Exercise instructions.
Reproduce each of the lines word for word.

Data shown.
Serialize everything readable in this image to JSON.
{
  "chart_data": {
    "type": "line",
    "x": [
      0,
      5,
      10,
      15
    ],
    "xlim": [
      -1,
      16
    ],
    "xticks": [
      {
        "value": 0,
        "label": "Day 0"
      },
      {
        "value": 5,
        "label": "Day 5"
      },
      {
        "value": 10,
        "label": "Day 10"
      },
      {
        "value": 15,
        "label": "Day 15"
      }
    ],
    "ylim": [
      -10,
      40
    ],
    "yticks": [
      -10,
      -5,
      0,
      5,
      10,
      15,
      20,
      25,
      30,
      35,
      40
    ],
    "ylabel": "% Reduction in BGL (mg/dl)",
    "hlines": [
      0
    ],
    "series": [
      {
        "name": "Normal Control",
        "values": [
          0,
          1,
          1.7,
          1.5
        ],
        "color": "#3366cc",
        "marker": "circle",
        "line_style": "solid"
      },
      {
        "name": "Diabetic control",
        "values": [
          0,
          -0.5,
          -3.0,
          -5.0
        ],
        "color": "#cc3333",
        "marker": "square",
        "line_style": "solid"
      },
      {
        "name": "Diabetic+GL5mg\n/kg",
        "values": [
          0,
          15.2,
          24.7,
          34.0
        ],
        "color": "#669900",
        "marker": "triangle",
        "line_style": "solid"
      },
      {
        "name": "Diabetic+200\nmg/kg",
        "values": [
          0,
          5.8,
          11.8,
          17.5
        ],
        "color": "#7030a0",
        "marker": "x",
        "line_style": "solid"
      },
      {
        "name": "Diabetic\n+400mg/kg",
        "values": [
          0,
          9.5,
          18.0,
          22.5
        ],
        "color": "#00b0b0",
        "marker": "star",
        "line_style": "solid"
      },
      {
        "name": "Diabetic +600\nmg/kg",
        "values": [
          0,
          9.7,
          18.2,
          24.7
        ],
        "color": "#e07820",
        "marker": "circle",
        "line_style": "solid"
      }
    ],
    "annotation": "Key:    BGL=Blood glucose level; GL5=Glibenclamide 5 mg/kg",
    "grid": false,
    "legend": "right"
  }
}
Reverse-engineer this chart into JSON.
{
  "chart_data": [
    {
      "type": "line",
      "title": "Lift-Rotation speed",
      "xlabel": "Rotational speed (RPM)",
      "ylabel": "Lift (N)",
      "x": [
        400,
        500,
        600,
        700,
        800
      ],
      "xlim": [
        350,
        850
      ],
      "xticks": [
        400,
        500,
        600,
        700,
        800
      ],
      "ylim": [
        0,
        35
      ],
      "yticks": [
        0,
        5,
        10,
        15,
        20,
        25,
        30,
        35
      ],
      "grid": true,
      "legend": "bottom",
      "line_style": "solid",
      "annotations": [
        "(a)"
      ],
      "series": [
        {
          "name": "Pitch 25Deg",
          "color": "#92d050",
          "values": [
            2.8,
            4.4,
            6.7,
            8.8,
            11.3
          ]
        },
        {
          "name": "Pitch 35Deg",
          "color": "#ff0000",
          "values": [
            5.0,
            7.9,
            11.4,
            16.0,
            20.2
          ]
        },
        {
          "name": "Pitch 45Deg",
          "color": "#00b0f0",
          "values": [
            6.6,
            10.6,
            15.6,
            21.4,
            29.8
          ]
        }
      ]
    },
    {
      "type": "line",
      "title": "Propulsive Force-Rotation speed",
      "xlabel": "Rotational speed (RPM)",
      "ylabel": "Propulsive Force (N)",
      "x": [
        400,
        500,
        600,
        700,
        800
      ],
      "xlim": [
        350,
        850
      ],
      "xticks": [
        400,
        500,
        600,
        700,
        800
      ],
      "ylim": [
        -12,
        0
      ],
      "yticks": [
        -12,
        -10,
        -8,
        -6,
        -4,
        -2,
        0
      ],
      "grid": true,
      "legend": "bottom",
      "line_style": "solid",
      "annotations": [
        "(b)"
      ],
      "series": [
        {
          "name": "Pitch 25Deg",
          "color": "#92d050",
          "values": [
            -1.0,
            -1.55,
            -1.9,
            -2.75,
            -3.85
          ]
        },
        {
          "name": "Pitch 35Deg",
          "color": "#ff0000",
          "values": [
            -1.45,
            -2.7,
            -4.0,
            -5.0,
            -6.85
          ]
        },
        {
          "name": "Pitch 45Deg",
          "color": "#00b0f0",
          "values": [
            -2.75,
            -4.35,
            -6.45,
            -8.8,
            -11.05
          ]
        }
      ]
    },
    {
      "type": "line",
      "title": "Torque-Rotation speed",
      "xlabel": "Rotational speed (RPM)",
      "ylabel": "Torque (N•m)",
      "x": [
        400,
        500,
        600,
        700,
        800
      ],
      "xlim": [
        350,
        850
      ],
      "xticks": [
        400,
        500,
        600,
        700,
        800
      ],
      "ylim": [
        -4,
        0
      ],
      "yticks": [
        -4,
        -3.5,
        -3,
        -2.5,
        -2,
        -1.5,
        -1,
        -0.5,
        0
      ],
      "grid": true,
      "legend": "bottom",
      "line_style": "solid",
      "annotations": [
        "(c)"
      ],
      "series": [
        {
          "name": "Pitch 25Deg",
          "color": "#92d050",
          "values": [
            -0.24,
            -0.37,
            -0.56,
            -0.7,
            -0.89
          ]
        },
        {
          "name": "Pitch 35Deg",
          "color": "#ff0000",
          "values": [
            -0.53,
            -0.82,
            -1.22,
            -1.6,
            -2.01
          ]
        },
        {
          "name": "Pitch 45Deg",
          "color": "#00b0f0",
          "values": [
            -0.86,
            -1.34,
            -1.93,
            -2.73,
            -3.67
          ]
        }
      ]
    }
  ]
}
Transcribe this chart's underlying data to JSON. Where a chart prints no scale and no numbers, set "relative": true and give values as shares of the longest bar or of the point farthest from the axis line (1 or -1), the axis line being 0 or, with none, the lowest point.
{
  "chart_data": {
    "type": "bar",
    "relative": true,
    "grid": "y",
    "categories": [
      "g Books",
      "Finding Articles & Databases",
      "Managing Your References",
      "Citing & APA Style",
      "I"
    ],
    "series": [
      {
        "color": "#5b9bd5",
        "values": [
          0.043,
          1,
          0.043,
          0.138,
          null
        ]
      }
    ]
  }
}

Result of the task.
Serialize everything readable in this image to JSON.
{
  "chart_data": {
    "type": "line",
    "x": [
      0,
      5,
      10,
      15
    ],
    "xlim": [
      -1,
      16
    ],
    "xticks": [
      {
        "value": 0,
        "label": "Day 0"
      },
      {
        "value": 5,
        "label": "Day 5"
      },
      {
        "value": 10,
        "label": "Day 10"
      },
      {
        "value": 15,
        "label": "Day 15"
      }
    ],
    "ylim": [
      -10,
      40
    ],
    "yticks": [
      -10,
      -5,
      0,
      5,
      10,
      15,
      20,
      25,
      30,
      35,
      40
    ],
    "ylabel": "% Reduction in BGL (mg/dl)",
    "hlines": [
      0
    ],
    "series": [
      {
        "name": "Normal Control",
        "values": [
          0,
          1,
          1.7,
          1.5
        ],
        "color": "#3366cc",
        "marker": "circle",
        "line_style": "solid"
      },
      {
        "name": "Diabetic control",
        "values": [
          0,
          -0.5,
          -3.0,
          -5.0
        ],
        "color": "#cc3333",
        "marker": "square",
        "line_style": "solid"
      },
      {
        "name": "Diabetic+GL5mg\n/kg",
        "values": [
          0,
          15.2,
          24.7,
          34.0
        ],
        "color": "#669900",
        "marker": "triangle",
        "line_style": "solid"
      },
      {
        "name": "Diabetic+200\nmg/kg",
        "values": [
          0,
          5.8,
          11.8,
          17.5
        ],
        "color": "#7030a0",
        "marker": "x",
        "line_style": "solid"
      },
      {
        "name": "Diabetic\n+400mg/kg",
        "values": [
          0,
          9.5,
          18.0,
          22.5
        ],
        "color": "#00b0b0",
        "marker": "star",
        "line_style": "solid"
      },
      {
        "name": "Diabetic +600\nmg/kg",
        "values": [
          0,
          9.7,
          18.2,
          24.7
        ],
        "color": "#e07820",
        "marker": "circle",
        "line_style": "solid"
      }
    ],
    "annotation": "Key:    BGL=Blood glucose level; GL5=Glibenclamide 5 mg/kg",
    "grid": false,
    "legend": "right"
  }
}
Reverse-engineer this chart into JSON.
{
  "chart_data": [
    {
      "type": "line",
      "title": "Lift-Rotation speed",
      "xlabel": "Rotational speed (RPM)",
      "ylabel": "Lift (N)",
      "x": [
        400,
        500,
        600,
        700,
        800
      ],
      "xlim": [
        350,
        850
      ],
      "xticks": [
        400,
        500,
        600,
        700,
        800
      ],
      "ylim": [
        0,
        35
      ],
      "yticks": [
        0,
        5,
        10,
        15,
        20,
        25,
        30,
        35
      ],
      "grid": true,
      "legend": "bottom",
      "line_style": "solid",
      "annotations": [
        "(a)"
      ],
      "series": [
        {
          "name": "Pitch 25Deg",
          "color": "#92d050",
          "values": [
            2.8,
            4.4,
            6.7,
            8.8,
            11.3
          ]
        },
        {
          "name": "Pitch 35Deg",
          "color": "#ff0000",
          "values": [
            5.0,
            7.9,
            11.4,
            16.0,
            20.2
          ]
        },
        {
          "name": "Pitch 45Deg",
          "color": "#00b0f0",
          "values": [
            6.6,
            10.6,
            15.6,
            21.4,
            29.8
          ]
        }
      ]
    },
    {
      "type": "line",
      "title": "Propulsive Force-Rotation speed",
      "xlabel": "Rotational speed (RPM)",
      "ylabel": "Propulsive Force (N)",
      "x": [
        400,
        500,
        600,
        700,
        800
      ],
      "xlim": [
        350,
        850
      ],
      "xticks": [
        400,
        500,
        600,
        700,
        800
      ],
      "ylim": [
        -12,
        0
      ],
      "yticks": [
        -12,
        -10,
        -8,
        -6,
        -4,
        -2,
        0
      ],
      "grid": true,
      "legend": "bottom",
      "line_style": "solid",
      "annotations": [
        "(b)"
      ],
      "series": [
        {
          "name": "Pitch 25Deg",
          "color": "#92d050",
          "values": [
            -1.0,
            -1.55,
            -1.9,
            -2.75,
            -3.85
          ]
        },
        {
          "name": "Pitch 35Deg",
          "color": "#ff0000",
          "values": [
            -1.45,
            -2.7,
            -4.0,
            -5.0,
            -6.85
          ]
        },
        {
          "name": "Pitch 45Deg",
          "color": "#00b0f0",
          "values": [
            -2.75,
            -4.35,
            -6.45,
            -8.8,
            -11.05
          ]
        }
      ]
    },
    {
      "type": "line",
      "title": "Torque-Rotation speed",
      "xlabel": "Rotational speed (RPM)",
      "ylabel": "Torque (N•m)",
      "x": [
        400,
        500,
        600,
        700,
        800
      ],
      "xlim": [
        350,
        850
      ],
      "xticks": [
        400,
        500,
        600,
        700,
        800
      ],
      "ylim": [
        -4,
        0
      ],
      "yticks": [
        -4,
        -3.5,
        -3,
        -2.5,
        -2,
        -1.5,
        -1,
        -0.5,
        0
      ],
      "grid": true,
      "legend": "bottom",
      "line_style": "solid",
      "annotations": [
        "(c)"
      ],
      "series": [
        {
          "name": "Pitch 25Deg",
          "color": "#92d050",
          "values": [
            -0.24,
            -0.37,
            -0.56,
            -0.7,
            -0.89
          ]
        },
        {
          "name": "Pitch 35Deg",
          "color": "#ff0000",
          "values": [
            -0.53,
            -0.82,
            -1.22,
            -1.6,
            -2.01
          ]
        },
        {
          "name": "Pitch 45Deg",
          "color": "#00b0f0",
          "values": [
            -0.86,
            -1.34,
            -1.93,
            -2.73,
            -3.67
          ]
        }
      ]
    }
  ]
}
Transcribe this chart's underlying data to JSON. Where a chart prints no scale and no numbers, set "relative": true and give values as shares of the longest bar or of the point farthest from the axis line (1 or -1), the axis line being 0 or, with none, the lowest point.
{
  "chart_data": {
    "type": "bar",
    "relative": true,
    "grid": "y",
    "categories": [
      "g Books",
      "Finding Articles & Databases",
      "Managing Your References",
      "Citing & APA Style",
      "I"
    ],
    "series": [
      {
        "color": "#5b9bd5",
        "values": [
          0.043,
          1,
          0.043,
          0.138,
          null
        ]
      }
    ]
  }
}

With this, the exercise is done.